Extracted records
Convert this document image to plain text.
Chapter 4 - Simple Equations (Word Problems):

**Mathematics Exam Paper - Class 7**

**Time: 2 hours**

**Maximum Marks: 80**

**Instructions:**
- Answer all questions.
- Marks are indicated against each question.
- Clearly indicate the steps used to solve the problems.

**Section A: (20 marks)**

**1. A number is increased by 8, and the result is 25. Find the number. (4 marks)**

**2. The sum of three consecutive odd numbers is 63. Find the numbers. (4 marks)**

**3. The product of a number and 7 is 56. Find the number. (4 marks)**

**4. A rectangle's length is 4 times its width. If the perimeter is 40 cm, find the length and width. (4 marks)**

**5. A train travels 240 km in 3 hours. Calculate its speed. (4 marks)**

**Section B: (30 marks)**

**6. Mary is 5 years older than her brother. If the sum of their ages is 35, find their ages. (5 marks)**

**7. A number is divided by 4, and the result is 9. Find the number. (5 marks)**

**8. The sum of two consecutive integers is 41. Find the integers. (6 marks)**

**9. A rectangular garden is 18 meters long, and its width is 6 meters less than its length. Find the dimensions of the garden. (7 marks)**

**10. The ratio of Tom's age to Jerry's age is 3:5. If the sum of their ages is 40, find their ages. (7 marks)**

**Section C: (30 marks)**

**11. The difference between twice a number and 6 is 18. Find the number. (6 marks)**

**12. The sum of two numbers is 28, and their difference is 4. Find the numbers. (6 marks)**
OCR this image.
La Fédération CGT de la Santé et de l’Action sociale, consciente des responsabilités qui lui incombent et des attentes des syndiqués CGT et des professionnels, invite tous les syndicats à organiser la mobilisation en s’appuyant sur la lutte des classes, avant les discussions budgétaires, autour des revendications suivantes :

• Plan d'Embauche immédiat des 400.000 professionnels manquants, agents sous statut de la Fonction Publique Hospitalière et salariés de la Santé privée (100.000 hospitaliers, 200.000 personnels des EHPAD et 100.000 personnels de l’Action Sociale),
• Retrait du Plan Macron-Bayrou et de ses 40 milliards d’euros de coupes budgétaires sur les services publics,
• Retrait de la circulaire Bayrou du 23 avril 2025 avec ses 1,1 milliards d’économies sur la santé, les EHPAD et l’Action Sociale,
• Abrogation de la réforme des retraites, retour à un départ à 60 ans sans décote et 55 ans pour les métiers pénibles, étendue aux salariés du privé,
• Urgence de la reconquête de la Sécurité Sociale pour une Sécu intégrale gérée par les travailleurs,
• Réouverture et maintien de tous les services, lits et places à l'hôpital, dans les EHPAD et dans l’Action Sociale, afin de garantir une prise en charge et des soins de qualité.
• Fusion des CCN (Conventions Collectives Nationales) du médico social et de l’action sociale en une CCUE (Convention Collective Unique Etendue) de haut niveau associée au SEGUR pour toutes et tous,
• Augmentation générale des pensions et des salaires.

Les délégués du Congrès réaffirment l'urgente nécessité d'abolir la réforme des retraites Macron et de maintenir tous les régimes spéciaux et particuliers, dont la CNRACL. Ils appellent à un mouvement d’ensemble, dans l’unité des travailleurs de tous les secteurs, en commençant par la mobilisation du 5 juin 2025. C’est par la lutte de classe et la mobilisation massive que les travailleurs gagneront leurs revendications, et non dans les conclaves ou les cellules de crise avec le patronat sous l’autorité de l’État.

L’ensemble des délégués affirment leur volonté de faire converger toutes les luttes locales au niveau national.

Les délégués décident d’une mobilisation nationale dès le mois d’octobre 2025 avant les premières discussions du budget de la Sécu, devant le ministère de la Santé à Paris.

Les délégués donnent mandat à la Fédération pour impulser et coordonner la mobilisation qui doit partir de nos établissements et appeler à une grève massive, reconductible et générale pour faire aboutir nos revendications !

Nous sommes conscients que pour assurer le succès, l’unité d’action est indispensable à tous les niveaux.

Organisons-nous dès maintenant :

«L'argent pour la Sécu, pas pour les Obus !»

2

Instructions for the task
Give only the number of lines in the material above that include the word "Section".

Complete output
3